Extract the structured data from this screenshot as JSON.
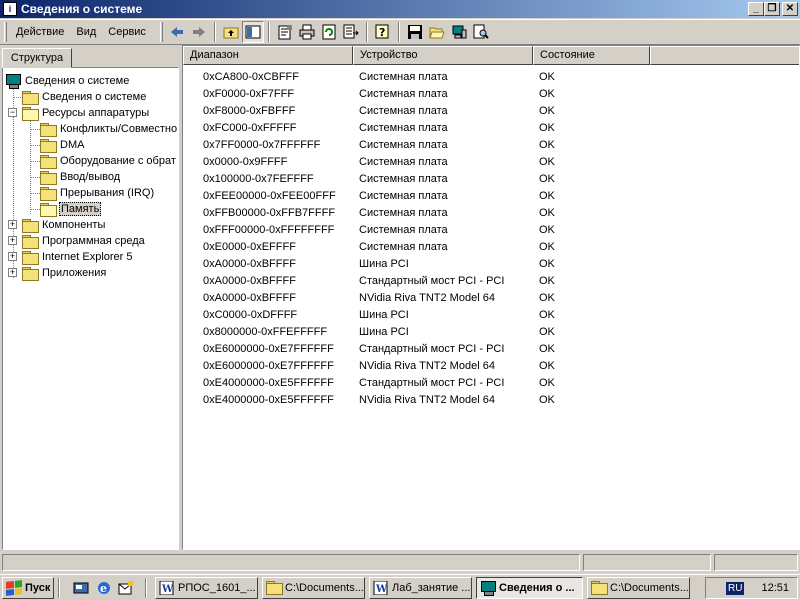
{
  "window": {
    "title": "Сведения о системе"
  },
  "menu": [
    {
      "label": "Действие"
    },
    {
      "label": "Вид"
    },
    {
      "label": "Сервис"
    }
  ],
  "tab_label": "Структура",
  "tree": [
    {
      "label": "Сведения о системе",
      "icon": "system-info-icon"
    },
    {
      "label": "Сведения о системе"
    },
    {
      "label": "Ресурсы аппаратуры"
    },
    {
      "label": "Конфликты/Совместно"
    },
    {
      "label": "DMA"
    },
    {
      "label": "Оборудование с обрат"
    },
    {
      "label": "Ввод/вывод"
    },
    {
      "label": "Прерывания (IRQ)"
    },
    {
      "label": "Память"
    },
    {
      "label": "Компоненты"
    },
    {
      "label": "Программная среда"
    },
    {
      "label": "Internet Explorer 5"
    },
    {
      "label": "Приложения"
    }
  ],
  "columns": [
    "Диапазон",
    "Устройство",
    "Состояние"
  ],
  "rows": [
    {
      "range": "0xCA800-0xCBFFF",
      "device": "Системная плата",
      "status": "OK"
    },
    {
      "range": "0xF0000-0xF7FFF",
      "device": "Системная плата",
      "status": "OK"
    },
    {
      "range": "0xF8000-0xFBFFF",
      "device": "Системная плата",
      "status": "OK"
    },
    {
      "range": "0xFC000-0xFFFFF",
      "device": "Системная плата",
      "status": "OK"
    },
    {
      "range": "0x7FF0000-0x7FFFFFF",
      "device": "Системная плата",
      "status": "OK"
    },
    {
      "range": "0x0000-0x9FFFF",
      "device": "Системная плата",
      "status": "OK"
    },
    {
      "range": "0x100000-0x7FEFFFF",
      "device": "Системная плата",
      "status": "OK"
    },
    {
      "range": "0xFEE00000-0xFEE00FFF",
      "device": "Системная плата",
      "status": "OK"
    },
    {
      "range": "0xFFB00000-0xFFB7FFFF",
      "device": "Системная плата",
      "status": "OK"
    },
    {
      "range": "0xFFF00000-0xFFFFFFFF",
      "device": "Системная плата",
      "status": "OK"
    },
    {
      "range": "0xE0000-0xEFFFF",
      "device": "Системная плата",
      "status": "OK"
    },
    {
      "range": "0xA0000-0xBFFFF",
      "device": "Шина PCI",
      "status": "OK"
    },
    {
      "range": "0xA0000-0xBFFFF",
      "device": "Стандартный мост PCI - PCI",
      "status": "OK"
    },
    {
      "range": "0xA0000-0xBFFFF",
      "device": "NVidia Riva TNT2 Model 64",
      "status": "OK"
    },
    {
      "range": "0xC0000-0xDFFFF",
      "device": "Шина PCI",
      "status": "OK"
    },
    {
      "range": "0x8000000-0xFFEFFFFF",
      "device": "Шина PCI",
      "status": "OK"
    },
    {
      "range": "0xE6000000-0xE7FFFFFF",
      "device": "Стандартный мост PCI - PCI",
      "status": "OK"
    },
    {
      "range": "0xE6000000-0xE7FFFFFF",
      "device": "NVidia Riva TNT2 Model 64",
      "status": "OK"
    },
    {
      "range": "0xE4000000-0xE5FFFFFF",
      "device": "Стандартный мост PCI - PCI",
      "status": "OK"
    },
    {
      "range": "0xE4000000-0xE5FFFFFF",
      "device": "NVidia Riva TNT2 Model 64",
      "status": "OK"
    }
  ],
  "taskbar": {
    "start_label": "Пуск",
    "tasks": [
      {
        "label": "РПОС_1601_...",
        "icon": "word-doc-icon"
      },
      {
        "label": "C:\\Documents...",
        "icon": "folder-icon"
      },
      {
        "label": "Лаб_занятие ...",
        "icon": "word-doc-icon"
      },
      {
        "label": "Сведения о ...",
        "icon": "system-info-icon",
        "active": true
      },
      {
        "label": "C:\\Documents...",
        "icon": "folder-icon"
      }
    ],
    "language": "RU",
    "clock": "12:51"
  },
  "colors": {
    "title_active": "#0a246a",
    "face": "#d4d0c8",
    "list_bg": "#ffffff"
  }
}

::::::::

Return the material word for word. Pictures are not part of the copy.

Extract the structured data from this screenshot as JSON.
{
  "window": {
    "title": "Сведения о системе"
  },
  "menu": [
    {
      "label": "Действие"
    },
    {
      "label": "Вид"
    },
    {
      "label": "Сервис"
    }
  ],
  "tab_label": "Структура",
  "tree": [
    {
      "label": "Сведения о системе",
      "icon": "system-info-icon"
    },
    {
      "label": "Сведения о системе"
    },
    {
      "label": "Ресурсы аппаратуры"
    },
    {
      "label": "Конфликты/Совместно"
    },
    {
      "label": "DMA"
    },
    {
      "label": "Оборудование с обрат"
    },
    {
      "label": "Ввод/вывод"
    },
    {
      "label": "Прерывания (IRQ)"
    },
    {
      "label": "Память"
    },
    {
      "label": "Компоненты"
    },
    {
      "label": "Программная среда"
    },
    {
      "label": "Internet Explorer 5"
    },
    {
      "label": "Приложения"
    }
  ],
  "columns": [
    "Диапазон",
    "Устройство",
    "Состояние"
  ],
  "rows": [
    {
      "range": "0xCA800-0xCBFFF",
      "device": "Системная плата",
      "status": "OK"
    },
    {
      "range": "0xF0000-0xF7FFF",
      "device": "Системная плата",
      "status": "OK"
    },
    {
      "range": "0xF8000-0xFBFFF",
      "device": "Системная плата",
      "status": "OK"
    },
    {
      "range": "0xFC000-0xFFFFF",
      "device": "Системная плата",
      "status": "OK"
    },
    {
      "range": "0x7FF0000-0x7FFFFFF",
      "device": "Системная плата",
      "status": "OK"
    },
    {
      "range": "0x0000-0x9FFFF",
      "device": "Системная плата",
      "status": "OK"
    },
    {
      "range": "0x100000-0x7FEFFFF",
      "device": "Системная плата",
      "status": "OK"
    },
    {
      "range": "0xFEE00000-0xFEE00FFF",
      "device": "Системная плата",
      "status": "OK"
    },
    {
      "range": "0xFFB00000-0xFFB7FFFF",
      "device": "Системная плата",
      "status": "OK"
    },
    {
      "range": "0xFFF00000-0xFFFFFFFF",
      "device": "Системная плата",
      "status": "OK"
    },
    {
      "range": "0xE0000-0xEFFFF",
      "device": "Системная плата",
      "status": "OK"
    },
    {
      "range": "0xA0000-0xBFFFF",
      "device": "Шина PCI",
      "status": "OK"
    },
    {
      "range": "0xA0000-0xBFFFF",
      "device": "Стандартный мост PCI - PCI",
      "status": "OK"
    },
    {
      "range": "0xA0000-0xBFFFF",
      "device": "NVidia Riva TNT2 Model 64",
      "status": "OK"
    },
    {
      "range": "0xC0000-0xDFFFF",
      "device": "Шина PCI",
      "status": "OK"
    },
    {
      "range": "0x8000000-0xFFEFFFFF",
      "device": "Шина PCI",
      "status": "OK"
    },
    {
      "range": "0xE6000000-0xE7FFFFFF",
      "device": "Стандартный мост PCI - PCI",
      "status": "OK"
    },
    {
      "range": "0xE6000000-0xE7FFFFFF",
      "device": "NVidia Riva TNT2 Model 64",
      "status": "OK"
    },
    {
      "range": "0xE4000000-0xE5FFFFFF",
      "device": "Стандартный мост PCI - PCI",
      "status": "OK"
    },
    {
      "range": "0xE4000000-0xE5FFFFFF",
      "device": "NVidia Riva TNT2 Model 64",
      "status": "OK"
    }
  ],
  "taskbar": {
    "start_label": "Пуск",
    "tasks": [
      {
        "label": "РПОС_1601_...",
        "icon": "word-doc-icon"
      },
      {
        "label": "C:\\Documents...",
        "icon": "folder-icon"
      },
      {
        "label": "Лаб_занятие ...",
        "icon": "word-doc-icon"
      },
      {
        "label": "Сведения о ...",
        "icon": "system-info-icon",
        "active": true
      },
      {
        "label": "C:\\Documents...",
        "icon": "folder-icon"
      }
    ],
    "language": "RU",
    "clock": "12:51"
  },
  "colors": {
    "title_active": "#0a246a",
    "face": "#d4d0c8",
    "list_bg": "#ffffff"
  }
}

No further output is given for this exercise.